Written problem:
Output the lines that follow exactly as they are.

━━ Given data

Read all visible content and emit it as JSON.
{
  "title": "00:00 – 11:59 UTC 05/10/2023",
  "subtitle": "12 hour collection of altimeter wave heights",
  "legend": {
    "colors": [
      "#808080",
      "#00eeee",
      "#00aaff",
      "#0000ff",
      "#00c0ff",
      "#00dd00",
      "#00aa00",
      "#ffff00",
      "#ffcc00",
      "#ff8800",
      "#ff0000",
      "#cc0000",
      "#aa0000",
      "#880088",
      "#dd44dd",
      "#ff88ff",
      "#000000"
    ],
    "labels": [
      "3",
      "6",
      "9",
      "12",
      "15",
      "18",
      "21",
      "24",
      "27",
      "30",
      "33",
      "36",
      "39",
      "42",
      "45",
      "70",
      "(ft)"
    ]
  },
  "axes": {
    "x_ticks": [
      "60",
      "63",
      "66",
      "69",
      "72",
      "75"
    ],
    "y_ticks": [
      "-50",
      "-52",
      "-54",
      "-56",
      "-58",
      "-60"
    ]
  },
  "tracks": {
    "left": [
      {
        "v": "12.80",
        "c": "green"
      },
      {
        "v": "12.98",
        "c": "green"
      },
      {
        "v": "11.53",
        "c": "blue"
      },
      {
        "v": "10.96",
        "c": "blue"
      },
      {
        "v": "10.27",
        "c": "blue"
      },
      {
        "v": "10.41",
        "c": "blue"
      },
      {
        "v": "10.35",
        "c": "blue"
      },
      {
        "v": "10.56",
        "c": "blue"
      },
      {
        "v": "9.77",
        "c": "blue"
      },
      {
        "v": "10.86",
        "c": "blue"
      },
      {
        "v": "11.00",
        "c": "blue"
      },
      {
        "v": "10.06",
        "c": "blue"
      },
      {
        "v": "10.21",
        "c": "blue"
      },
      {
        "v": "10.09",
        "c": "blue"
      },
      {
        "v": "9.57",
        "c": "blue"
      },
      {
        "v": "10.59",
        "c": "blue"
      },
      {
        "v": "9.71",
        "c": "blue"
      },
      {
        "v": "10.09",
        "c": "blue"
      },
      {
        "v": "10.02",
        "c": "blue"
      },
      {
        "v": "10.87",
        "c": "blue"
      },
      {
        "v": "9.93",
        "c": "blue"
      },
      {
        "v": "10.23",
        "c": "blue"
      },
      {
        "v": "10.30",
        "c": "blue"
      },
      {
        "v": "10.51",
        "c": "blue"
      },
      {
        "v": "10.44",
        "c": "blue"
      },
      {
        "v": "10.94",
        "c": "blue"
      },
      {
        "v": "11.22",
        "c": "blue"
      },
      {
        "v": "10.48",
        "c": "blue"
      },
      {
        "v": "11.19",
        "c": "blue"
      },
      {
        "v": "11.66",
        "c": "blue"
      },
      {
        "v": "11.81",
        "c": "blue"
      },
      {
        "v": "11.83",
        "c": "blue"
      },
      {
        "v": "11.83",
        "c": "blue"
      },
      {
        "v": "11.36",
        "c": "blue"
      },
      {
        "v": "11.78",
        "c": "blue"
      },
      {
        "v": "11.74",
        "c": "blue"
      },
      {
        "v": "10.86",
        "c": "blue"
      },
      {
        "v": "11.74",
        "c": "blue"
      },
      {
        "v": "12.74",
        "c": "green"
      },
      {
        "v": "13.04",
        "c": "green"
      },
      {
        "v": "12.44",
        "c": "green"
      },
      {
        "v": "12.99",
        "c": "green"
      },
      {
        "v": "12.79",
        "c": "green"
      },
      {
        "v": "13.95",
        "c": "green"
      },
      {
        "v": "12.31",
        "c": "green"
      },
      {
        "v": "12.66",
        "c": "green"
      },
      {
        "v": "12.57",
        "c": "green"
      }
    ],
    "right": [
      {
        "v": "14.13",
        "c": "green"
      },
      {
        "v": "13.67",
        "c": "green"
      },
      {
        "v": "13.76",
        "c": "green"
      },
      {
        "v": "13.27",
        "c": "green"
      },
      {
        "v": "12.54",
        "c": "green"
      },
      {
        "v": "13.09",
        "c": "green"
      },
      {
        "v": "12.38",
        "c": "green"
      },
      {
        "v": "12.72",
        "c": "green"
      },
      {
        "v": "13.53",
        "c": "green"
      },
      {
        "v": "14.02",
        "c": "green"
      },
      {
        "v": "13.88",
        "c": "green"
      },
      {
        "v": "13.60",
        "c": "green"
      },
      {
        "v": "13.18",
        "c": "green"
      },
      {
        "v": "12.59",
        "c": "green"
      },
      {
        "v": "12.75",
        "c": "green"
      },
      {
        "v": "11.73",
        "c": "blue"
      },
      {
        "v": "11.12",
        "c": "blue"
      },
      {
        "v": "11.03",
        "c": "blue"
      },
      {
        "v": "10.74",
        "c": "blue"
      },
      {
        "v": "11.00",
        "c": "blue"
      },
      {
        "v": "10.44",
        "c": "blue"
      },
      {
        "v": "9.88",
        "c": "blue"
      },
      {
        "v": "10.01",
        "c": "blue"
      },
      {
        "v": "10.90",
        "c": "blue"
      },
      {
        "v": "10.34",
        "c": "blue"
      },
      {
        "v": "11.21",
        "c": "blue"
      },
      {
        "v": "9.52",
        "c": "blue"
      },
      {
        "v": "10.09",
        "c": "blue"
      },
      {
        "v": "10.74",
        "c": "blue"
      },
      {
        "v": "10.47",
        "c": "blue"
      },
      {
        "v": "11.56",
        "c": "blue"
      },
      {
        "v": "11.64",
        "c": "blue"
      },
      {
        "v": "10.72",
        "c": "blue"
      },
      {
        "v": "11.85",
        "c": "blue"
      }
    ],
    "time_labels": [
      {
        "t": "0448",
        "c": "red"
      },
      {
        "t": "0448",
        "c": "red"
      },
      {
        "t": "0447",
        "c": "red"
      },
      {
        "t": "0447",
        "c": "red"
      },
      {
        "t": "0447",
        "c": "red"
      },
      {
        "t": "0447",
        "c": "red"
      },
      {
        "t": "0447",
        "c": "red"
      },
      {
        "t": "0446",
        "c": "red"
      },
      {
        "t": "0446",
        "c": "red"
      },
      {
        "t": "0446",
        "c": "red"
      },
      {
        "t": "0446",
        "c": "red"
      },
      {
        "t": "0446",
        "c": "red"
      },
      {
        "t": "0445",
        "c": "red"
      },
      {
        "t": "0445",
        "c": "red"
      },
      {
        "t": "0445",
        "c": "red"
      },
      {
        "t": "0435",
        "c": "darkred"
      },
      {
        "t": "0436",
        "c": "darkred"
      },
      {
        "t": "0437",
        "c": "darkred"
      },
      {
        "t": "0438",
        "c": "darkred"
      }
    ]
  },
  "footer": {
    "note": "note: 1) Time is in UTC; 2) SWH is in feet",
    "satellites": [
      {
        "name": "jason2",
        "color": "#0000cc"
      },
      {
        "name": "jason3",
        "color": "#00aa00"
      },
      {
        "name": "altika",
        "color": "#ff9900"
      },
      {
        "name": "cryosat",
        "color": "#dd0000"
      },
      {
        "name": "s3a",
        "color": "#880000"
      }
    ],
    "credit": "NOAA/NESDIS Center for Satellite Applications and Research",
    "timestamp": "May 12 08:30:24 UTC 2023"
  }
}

━━━━

Full output:
Read all visible content and emit it as JSON.
{
  "title": "00:00 – 11:59 UTC 05/10/2023",
  "subtitle": "12 hour collection of altimeter wave heights",
  "legend": {
    "colors": [
      "#808080",
      "#00eeee",
      "#00aaff",
      "#0000ff",
      "#00c0ff",
      "#00dd00",
      "#00aa00",
      "#ffff00",
      "#ffcc00",
      "#ff8800",
      "#ff0000",
      "#cc0000",
      "#aa0000",
      "#880088",
      "#dd44dd",
      "#ff88ff",
      "#000000"
    ],
    "labels": [
      "3",
      "6",
      "9",
      "12",
      "15",
      "18",
      "21",
      "24",
      "27",
      "30",
      "33",
      "36",
      "39",
      "42",
      "45",
      "70",
      "(ft)"
    ]
  },
  "axes": {
    "x_ticks": [
      "60",
      "63",
      "66",
      "69",
      "72",
      "75"
    ],
    "y_ticks": [
      "-50",
      "-52",
      "-54",
      "-56",
      "-58",
      "-60"
    ]
  },
  "tracks": {
    "left": [
      {
        "v": "12.80",
        "c": "green"
      },
      {
        "v": "12.98",
        "c": "green"
      },
      {
        "v": "11.53",
        "c": "blue"
      },
      {
        "v": "10.96",
        "c": "blue"
      },
      {
        "v": "10.27",
        "c": "blue"
      },
      {
        "v": "10.41",
        "c": "blue"
      },
      {
        "v": "10.35",
        "c": "blue"
      },
      {
        "v": "10.56",
        "c": "blue"
      },
      {
        "v": "9.77",
        "c": "blue"
      },
      {
        "v": "10.86",
        "c": "blue"
      },
      {
        "v": "11.00",
        "c": "blue"
      },
      {
        "v": "10.06",
        "c": "blue"
      },
      {
        "v": "10.21",
        "c": "blue"
      },
      {
        "v": "10.09",
        "c": "blue"
      },
      {
        "v": "9.57",
        "c": "blue"
      },
      {
        "v": "10.59",
        "c": "blue"
      },
      {
        "v": "9.71",
        "c": "blue"
      },
      {
        "v": "10.09",
        "c": "blue"
      },
      {
        "v": "10.02",
        "c": "blue"
      },
      {
        "v": "10.87",
        "c": "blue"
      },
      {
        "v": "9.93",
        "c": "blue"
      },
      {
        "v": "10.23",
        "c": "blue"
      },
      {
        "v": "10.30",
        "c": "blue"
      },
      {
        "v": "10.51",
        "c": "blue"
      },
      {
        "v": "10.44",
        "c": "blue"
      },
      {
        "v": "10.94",
        "c": "blue"
      },
      {
        "v": "11.22",
        "c": "blue"
      },
      {
        "v": "10.48",
        "c": "blue"
      },
      {
        "v": "11.19",
        "c": "blue"
      },
      {
        "v": "11.66",
        "c": "blue"
      },
      {
        "v": "11.81",
        "c": "blue"
      },
      {
        "v": "11.83",
        "c": "blue"
      },
      {
        "v": "11.83",
        "c": "blue"
      },
      {
        "v": "11.36",
        "c": "blue"
      },
      {
        "v": "11.78",
        "c": "blue"
      },
      {
        "v": "11.74",
        "c": "blue"
      },
      {
        "v": "10.86",
        "c": "blue"
      },
      {
        "v": "11.74",
        "c": "blue"
      },
      {
        "v": "12.74",
        "c": "green"
      },
      {
        "v": "13.04",
        "c": "green"
      },
      {
        "v": "12.44",
        "c": "green"
      },
      {
        "v": "12.99",
        "c": "green"
      },
      {
        "v": "12.79",
        "c": "green"
      },
      {
        "v": "13.95",
        "c": "green"
      },
      {
        "v": "12.31",
        "c": "green"
      },
      {
        "v": "12.66",
        "c": "green"
      },
      {
        "v": "12.57",
        "c": "green"
      }
    ],
    "right": [
      {
        "v": "14.13",
        "c": "green"
      },
      {
        "v": "13.67",
        "c": "green"
      },
      {
        "v": "13.76",
        "c": "green"
      },
      {
        "v": "13.27",
        "c": "green"
      },
      {
        "v": "12.54",
        "c": "green"
      },
      {
        "v": "13.09",
        "c": "green"
      },
      {
        "v": "12.38",
        "c": "green"
      },
      {
        "v": "12.72",
        "c": "green"
      },
      {
        "v": "13.53",
        "c": "green"
      },
      {
        "v": "14.02",
        "c": "green"
      },
      {
        "v": "13.88",
        "c": "green"
      },
      {
        "v": "13.60",
        "c": "green"
      },
      {
        "v": "13.18",
        "c": "green"
      },
      {
        "v": "12.59",
        "c": "green"
      },
      {
        "v": "12.75",
        "c": "green"
      },
      {
        "v": "11.73",
        "c": "blue"
      },
      {
        "v": "11.12",
        "c": "blue"
      },
      {
        "v": "11.03",
        "c": "blue"
      },
      {
        "v": "10.74",
        "c": "blue"
      },
      {
        "v": "11.00",
        "c": "blue"
      },
      {
        "v": "10.44",
        "c": "blue"
      },
      {
        "v": "9.88",
        "c": "blue"
      },
      {
        "v": "10.01",
        "c": "blue"
      },
      {
        "v": "10.90",
        "c": "blue"
      },
      {
        "v": "10.34",
        "c": "blue"
      },
      {
        "v": "11.21",
        "c": "blue"
      },
      {
        "v": "9.52",
        "c": "blue"
      },
      {
        "v": "10.09",
        "c": "blue"
      },
      {
        "v": "10.74",
        "c": "blue"
      },
      {
        "v": "10.47",
        "c": "blue"
      },
      {
        "v": "11.56",
        "c": "blue"
      },
      {
        "v": "11.64",
        "c": "blue"
      },
      {
        "v": "10.72",
        "c": "blue"
      },
      {
        "v": "11.85",
        "c": "blue"
      }
    ],
    "time_labels": [
      {
        "t": "0448",
        "c": "red"
      },
      {
        "t": "0448",
        "c": "red"
      },
      {
        "t": "0447",
        "c": "red"
      },
      {
        "t": "0447",
        "c": "red"
      },
      {
        "t": "0447",
        "c": "red"
      },
      {
        "t": "0447",
        "c": "red"
      },
      {
        "t": "0447",
        "c": "red"
      },
      {
        "t": "0446",
        "c": "red"
      },
      {
        "t": "0446",
        "c": "red"
      },
      {
        "t": "0446",
        "c": "red"
      },
      {
        "t": "0446",
        "c": "red"
      },
      {
        "t": "0446",
        "c": "red"
      },
      {
        "t": "0445",
        "c": "red"
      },
      {
        "t": "0445",
        "c": "red"
      },
      {
        "t": "0445",
        "c": "red"
      },
      {
        "t": "0435",
        "c": "darkred"
      },
      {
        "t": "0436",
        "c": "darkred"
      },
      {
        "t": "0437",
        "c": "darkred"
      },
      {
        "t": "0438",
        "c": "darkred"
      }
    ]
  },
  "footer": {
    "note": "note: 1) Time is in UTC; 2) SWH is in feet",
    "satellites": [
      {
        "name": "jason2",
        "color": "#0000cc"
      },
      {
        "name": "jason3",
        "color": "#00aa00"
      },
      {
        "name": "altika",
        "color": "#ff9900"
      },
      {
        "name": "cryosat",
        "color": "#dd0000"
      },
      {
        "name": "s3a",
        "color": "#880000"
      }
    ],
    "credit": "NOAA/NESDIS Center for Satellite Applications and Research",
    "timestamp": "May 12 08:30:24 UTC 2023"
  }
}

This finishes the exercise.